[Part of a data file]
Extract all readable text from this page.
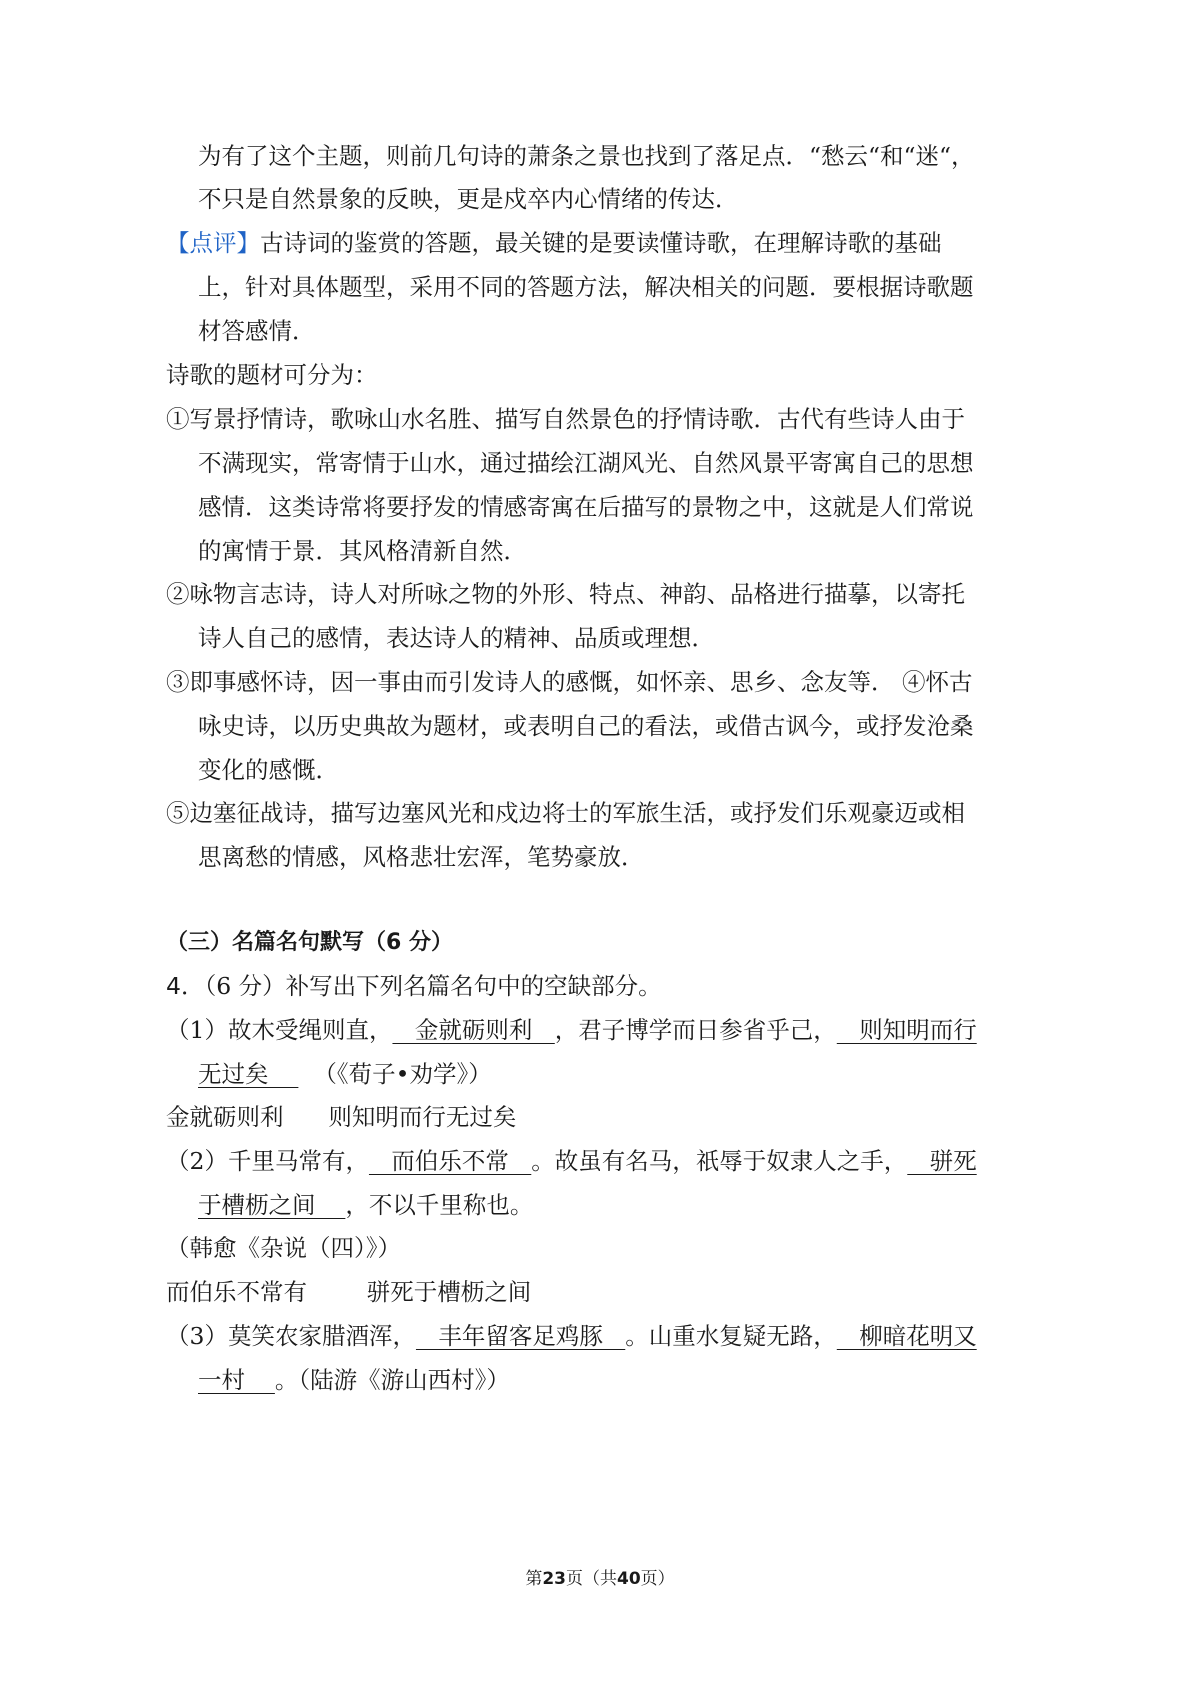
为有了这个主题，则前几句诗的萧条之景也找到了落足点．“愁云“和“迷“，
不只是自然景象的反映，更是戍卒内心情绪的传达．
【点评】古诗词的鉴赏的答题，最关键的是要读懂诗歌，在理解诗歌的基础
上，针对具体题型，采用不同的答题方法，解决相关的问题．要根据诗歌题
材答感情．
诗歌的题材可分为：
①写景抒情诗，歌咏山水名胜、描写自然景色的抒情诗歌．古代有些诗人由于
不满现实，常寄情于山水，通过描绘江湖风光、自然风景平寄寓自己的思想
感情．这类诗常将要抒发的情感寄寓在后描写的景物之中，这就是人们常说
的寓情于景．其风格清新自然．
②咏物言志诗，诗人对所咏之物的外形、特点、神韵、品格进行描摹，以寄托
诗人自己的感情，表达诗人的精神、品质或理想．
③即事感怀诗，因一事由而引发诗人的感慨，如怀亲、思乡、念友等． ④怀古
咏史诗，以历史典故为题材，或表明自己的看法，或借古讽今，或抒发沧桑
变化的感慨．
⑤边塞征战诗，描写边塞风光和戍边将士的军旅生活，或抒发们乐观豪迈或相
思离愁的情感，风格悲壮宏浑，笔势豪放．
（三）名篇名句默写（6 分）
4．（6 分）补写出下列名篇名句中的空缺部分。
（1）故木受绳则直，   金就砺则利   ，君子博学而日参省乎己，   则知明而行
无过矣      （《荀子•劝学》）
金就砺则利      则知明而行无过矣
（2）千里马常有，   而伯乐不常   。故虽有名马，祇辱于奴隶人之手，   骈死
于槽枥之间    ，不以千里称也。
（韩愈《杂说（四）》）
而伯乐不常有        骈死于槽枥之间
（3）莫笑农家腊酒浑，   丰年留客足鸡豚   。山重水复疑无路，   柳暗花明又
一村    。（陆游《游山西村》）
第23页（共40页）
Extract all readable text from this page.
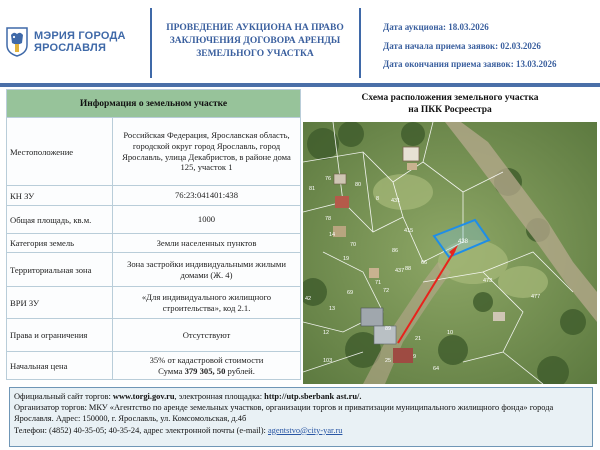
МЭРИЯ ГОРОДА
ЯРОСЛАВЛЯ
ПРОВЕДЕНИЕ АУКЦИОНА НА ПРАВО
ЗАКЛЮЧЕНИЯ ДОГОВОРА АРЕНДЫ
ЗЕМЕЛЬНОГО УЧАСТКА
Дата аукциона: 18.03.2026
Дата начала приема заявок: 02.03.2026
Дата окончания приема заявок: 13.03.2026
Информация о земельном участке	
Местоположение	Российская Федерация, Ярославская область, городской округ город Ярославль, город Ярославль, улица Декабристов, в районе дома 125, участок 1
КН ЗУ	76:23:041401:438
Общая площадь, кв.м.	1000
Категория земель	Земли населенных пунктов
Территориальная зона	Зона застройки индивидуальными жилыми домами (Ж. 4)
ВРИ ЗУ	«Для индивидуального жилищного строительства», код 2.1.
Права и ограничения	Отсутствуют
Начальная цена	35% от кадастровой стоимости
Сумма 379 305, 50 рублей.
Схема расположения земельного участка
на ПКК Росреестра
438
76
81
80
8
78
14
70
86
19
71
69	72
42
437 88
415
431
66
473
13
12
89
21
103	25
9
64
10
477
Официальный сайт торгов: www.torgi.gov.ru, электронная площадка: http://utp.sberbank ast.ru/.
Организатор торгов: МКУ «Агентство по аренде земельных участков, организации торгов и приватизации муниципального жилищного фонда» города Ярославля. Адрес: 150000, г. Ярославль, ул. Комсомольская, д.4б
Телефон: (4852) 40-35-05; 40-35-24, адрес электронной почты (e-mail): agentstvo@city-yar.ru
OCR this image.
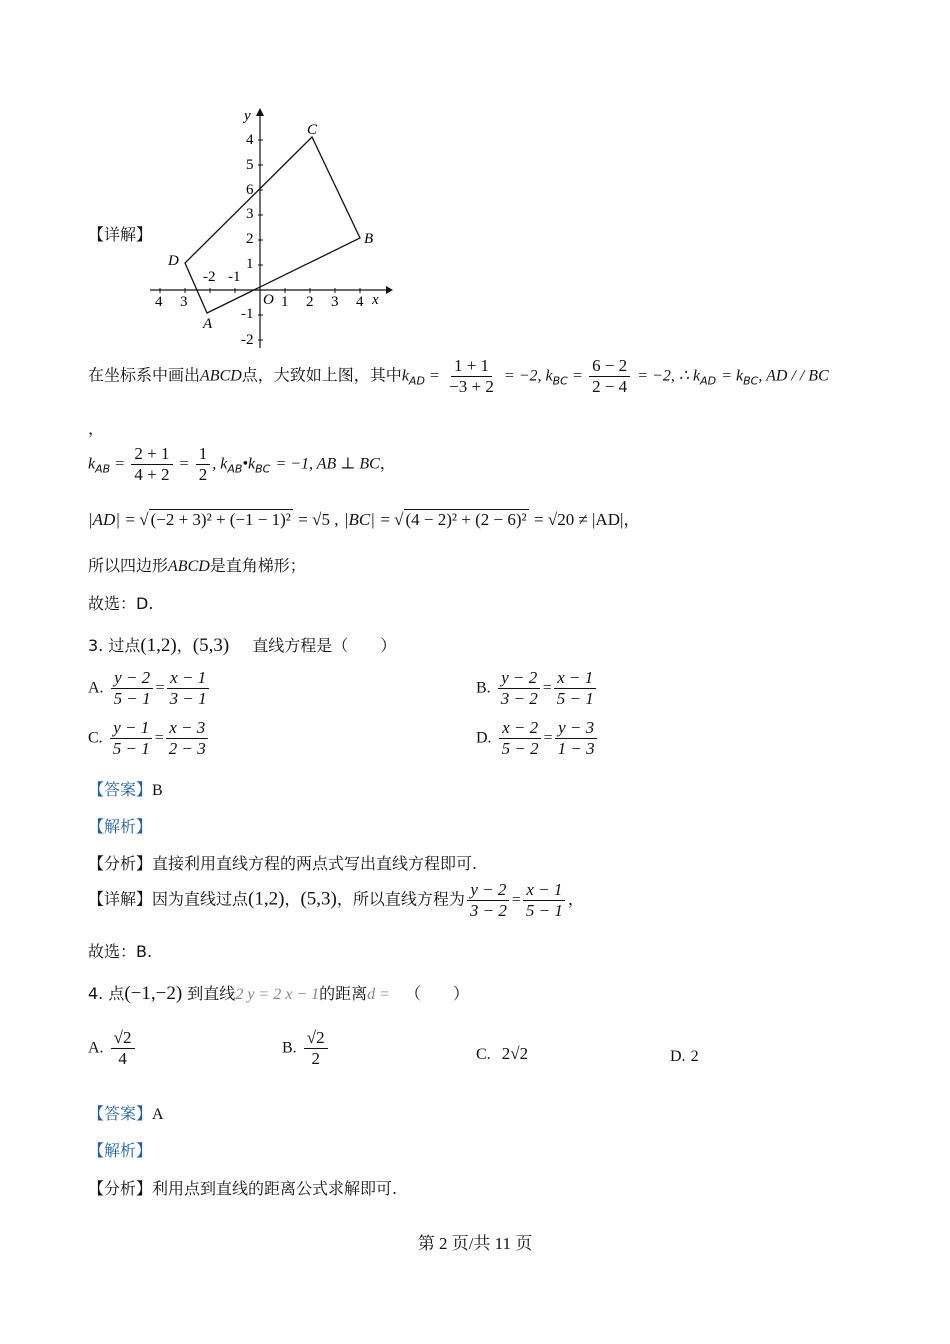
【详解】
y
x
O
4
5
6
3
2
1
-1
-2
4 3
-2 -1
1 2 3 4
C
B
D
A
在坐标系中画出ABCD点，大致如上图，其中$k_{AD} = \frac{1 + 1}{-3 + 2} = -2$, $k_{BC} = \frac{6 - 2}{2 - 4} = -2$, ∴ $k_{AD} = k_{BC}$, AD / / BC
，
$k_{AB} = \frac{2 + 1}{4 + 2} = \frac{1}{2}$ , $k_{AB}•k_{BC} = -1$, AB ⊥ BC，
|AD| = √ (−2 + 3)² + (−1 − 1)² = √5 , |BC| = √ (4 − 2)² + (2 − 6)² = √20 ≠ |AD|，
所以四边形ABCD是直角梯形；
故选：D.
3. 过点(1,2)，(5,3) 直线方程是（　　）
A. $\frac{y - 2}{5 - 1} = \frac{x - 1}{3 - 1}$	B. $\frac{y - 2}{3 - 2} = \frac{x - 1}{5 - 1}$
C. $\frac{y - 1}{5 - 1} = \frac{x - 3}{2 - 3}$	D. $\frac{x - 2}{5 - 2} = \frac{y - 3}{1 - 3}$
【答案】B
【解析】
【分析】直接利用直线方程的两点式写出直线方程即可.
【详解】因为直线过点(1,2)，(5,3)，所以直线方程为 $\frac{y - 2}{3 - 2} = \frac{x - 1}{5 - 1}$ ，
故选：B.
4. 点(−1,−2) 到直线2 y = 2 x − 1的距离d = （　　）
A. $\frac{√2}{4}$	B. $\frac{√2}{2}$	C. 2√2	D. 2
【答案】A
【解析】
【分析】利用点到直线的距离公式求解即可.
第 2 页/共 11 页
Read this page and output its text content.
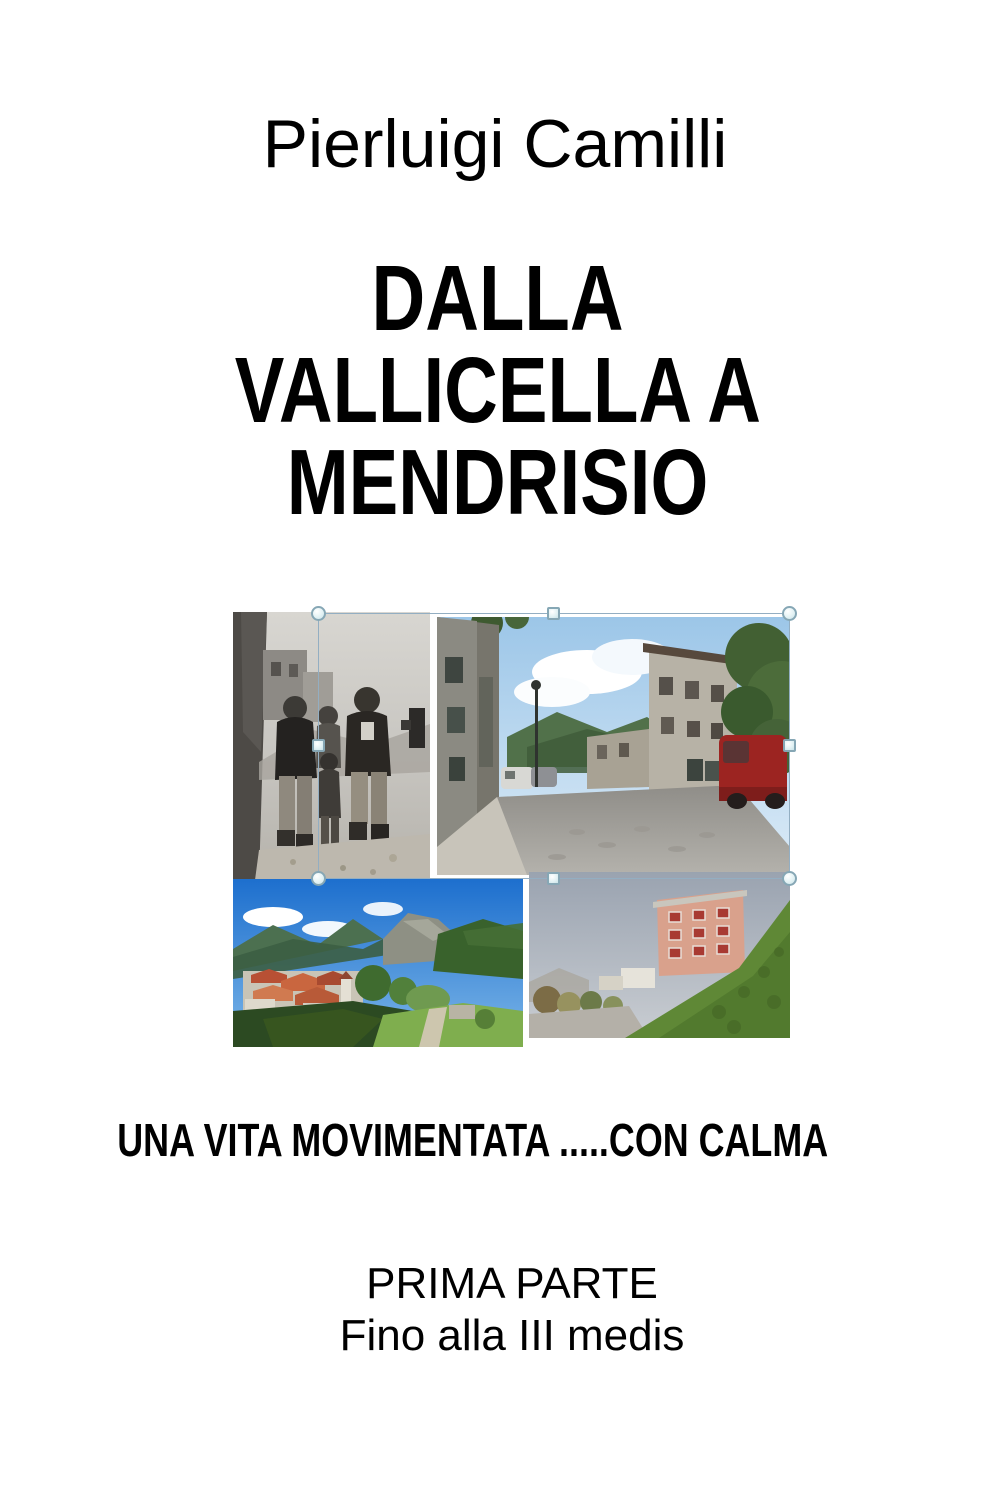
Pierluigi Camilli
DALLA
VALLICELLA A
MENDRISIO
UNA VITA MOVIMENTATA .....CON CALMA
PRIMA PARTE
Fino alla III medis
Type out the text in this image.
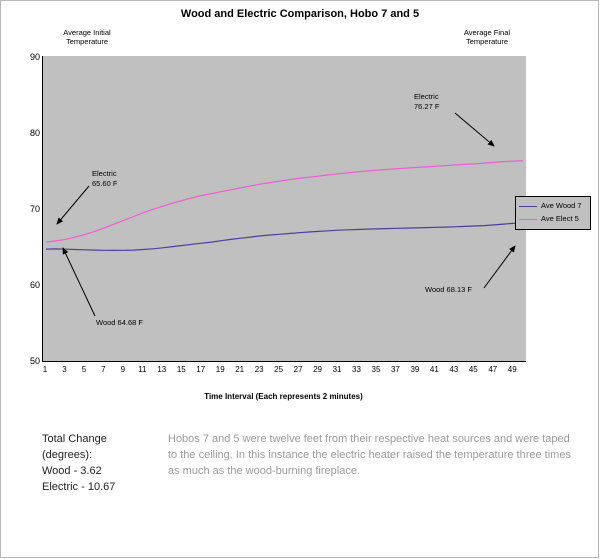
Wood and Electric Comparison, Hobo 7 and 5
Average Initial
Temperature
Average Final
Temperature
90
80
70
60
50
Electric
65.60 F
Wood 64.68 F
Electric
76.27 F
Wood 68.13 F
Ave Wood 7
Ave Elect 5
1	3	5	7	9	11	13	15	17	19	21	23	25	27	29	31	33	35	37	39	41	43	45	47	49
Time Interval (Each represents 2 minutes)
Total Change
(degrees):
Wood - 3.62
Electric - 10.67
Hobos 7 and 5 were twelve feet from their respective heat sources and were taped to the ceiling. In this instance the electric heater raised the temperature three times as much as the wood-burning fireplace.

### AIM
Reproduce the records verbatim, omitting all images they contain.

### CORRECT ANSWER
Extract all readable text from this page.
为有了这个主题，则前几句诗的萧条之景也找到了落足点．“愁云“和“迷“，
不只是自然景象的反映，更是戍卒内心情绪的传达．
【点评】古诗词的鉴赏的答题，最关键的是要读懂诗歌，在理解诗歌的基础
上，针对具体题型，采用不同的答题方法，解决相关的问题．要根据诗歌题
材答感情．
诗歌的题材可分为：
①写景抒情诗，歌咏山水名胜、描写自然景色的抒情诗歌．古代有些诗人由于
不满现实，常寄情于山水，通过描绘江湖风光、自然风景平寄寓自己的思想
感情．这类诗常将要抒发的情感寄寓在后描写的景物之中，这就是人们常说
的寓情于景．其风格清新自然．
②咏物言志诗，诗人对所咏之物的外形、特点、神韵、品格进行描摹，以寄托
诗人自己的感情，表达诗人的精神、品质或理想．
③即事感怀诗，因一事由而引发诗人的感慨，如怀亲、思乡、念友等． ④怀古
咏史诗，以历史典故为题材，或表明自己的看法，或借古讽今，或抒发沧桑
变化的感慨．
⑤边塞征战诗，描写边塞风光和戍边将士的军旅生活，或抒发们乐观豪迈或相
思离愁的情感，风格悲壮宏浑，笔势豪放．
（三）名篇名句默写（6 分）
4．（6 分）补写出下列名篇名句中的空缺部分。
（1）故木受绳则直，   金就砺则利   ，君子博学而日参省乎己，   则知明而行
无过矣      （《荀子•劝学》）
金就砺则利      则知明而行无过矣
（2）千里马常有，   而伯乐不常   。故虽有名马，祇辱于奴隶人之手，   骈死
于槽枥之间    ，不以千里称也。
（韩愈《杂说（四）》）
而伯乐不常有        骈死于槽枥之间
（3）莫笑农家腊酒浑，   丰年留客足鸡豚   。山重水复疑无路，   柳暗花明又
一村    。（陆游《游山西村》）
第23页（共40页）
Extract all readable text from this page.
МЭРИЯ ГОРОДА
ЯРОСЛАВЛЯ
ПРОВЕДЕНИЕ АУКЦИОНА НА ПРАВО
ЗАКЛЮЧЕНИЯ ДОГОВОРА АРЕНДЫ
ЗЕМЕЛЬНОГО УЧАСТКА
Дата аукциона: 18.03.2026
Дата начала приема заявок: 02.03.2026
Дата окончания приема заявок: 13.03.2026
Информация о земельном участке	
Местоположение	Российская Федерация, Ярославская область, городской округ город Ярославль, город Ярославль, улица Декабристов, в районе дома 125, участок 1
КН ЗУ	76:23:041401:438
Общая площадь, кв.м.	1000
Категория земель	Земли населенных пунктов
Территориальная зона	Зона застройки индивидуальными жилыми домами (Ж. 4)
ВРИ ЗУ	«Для индивидуального жилищного строительства», код 2.1.
Права и ограничения	Отсутствуют
Начальная цена	35% от кадастровой стоимости
Сумма 379 305, 50 рублей.
Схема расположения земельного участка
на ПКК Росреестра
438
76
81
80
8
78
14
70
86
19
71
69	72
42
437 88
415
431
66
473
13
12
89
21
103	25
9
64
10
477
Официальный сайт торгов: www.torgi.gov.ru, электронная площадка: http://utp.sberbank ast.ru/.
Организатор торгов: МКУ «Агентство по аренде земельных участков, организации торгов и приватизации муниципального жилищного фонда» города Ярославля. Адрес: 150000, г. Ярославль, ул. Комсомольская, д.4б
Телефон: (4852) 40-35-05; 40-35-24, адрес электронной почты (e-mail): agentstvo@city-yar.ru
OCR this image.
【详解】
y
x
O
4
5
6
3
2
1
-1
-2
4 3
-2 -1
1 2 3 4
C
B
D
A
在坐标系中画出ABCD点，大致如上图，其中$k_{AD} = \frac{1 + 1}{-3 + 2} = -2$, $k_{BC} = \frac{6 - 2}{2 - 4} = -2$, ∴ $k_{AD} = k_{BC}$, AD / / BC
，
$k_{AB} = \frac{2 + 1}{4 + 2} = \frac{1}{2}$ , $k_{AB}•k_{BC} = -1$, AB ⊥ BC，
|AD| = √ (−2 + 3)² + (−1 − 1)² = √5 , |BC| = √ (4 − 2)² + (2 − 6)² = √20 ≠ |AD|，
所以四边形ABCD是直角梯形；
故选：D.
3. 过点(1,2)，(5,3) 直线方程是（　　）
A. $\frac{y - 2}{5 - 1} = \frac{x - 1}{3 - 1}$	B. $\frac{y - 2}{3 - 2} = \frac{x - 1}{5 - 1}$
C. $\frac{y - 1}{5 - 1} = \frac{x - 3}{2 - 3}$	D. $\frac{x - 2}{5 - 2} = \frac{y - 3}{1 - 3}$
【答案】B
【解析】
【分析】直接利用直线方程的两点式写出直线方程即可.
【详解】因为直线过点(1,2)，(5,3)，所以直线方程为 $\frac{y - 2}{3 - 2} = \frac{x - 1}{5 - 1}$ ，
故选：B.
4. 点(−1,−2) 到直线2 y = 2 x − 1的距离d = （　　）
A. $\frac{√2}{4}$	B. $\frac{√2}{2}$	C. 2√2	D. 2
【答案】A
【解析】
【分析】利用点到直线的距离公式求解即可.
第 2 页/共 11 页
Read this page and output its text content.
Pierluigi Camilli
DALLA
VALLICELLA A
MENDRISIO
UNA VITA MOVIMENTATA .....CON CALMA
PRIMA PARTE
Fino alla III medis
Type out the text in this image.
Wood and Electric Comparison, Hobo 7 and 5
Average Initial
Temperature
Average Final
Temperature
90
80
70
60
50
Electric
65.60 F
Wood 64.68 F
Electric
76.27 F
Wood 68.13 F
Ave Wood 7
Ave Elect 5
1	3	5	7	9	11	13	15	17	19	21	23	25	27	29	31	33	35	37	39	41	43	45	47	49
Time Interval (Each represents 2 minutes)
Total Change
(degrees):
Wood - 3.62
Electric - 10.67
Hobos 7 and 5 were twelve feet from their respective heat sources and were taped to the ceiling. In this instance the electric heater raised the temperature three times as much as the wood-burning fireplace.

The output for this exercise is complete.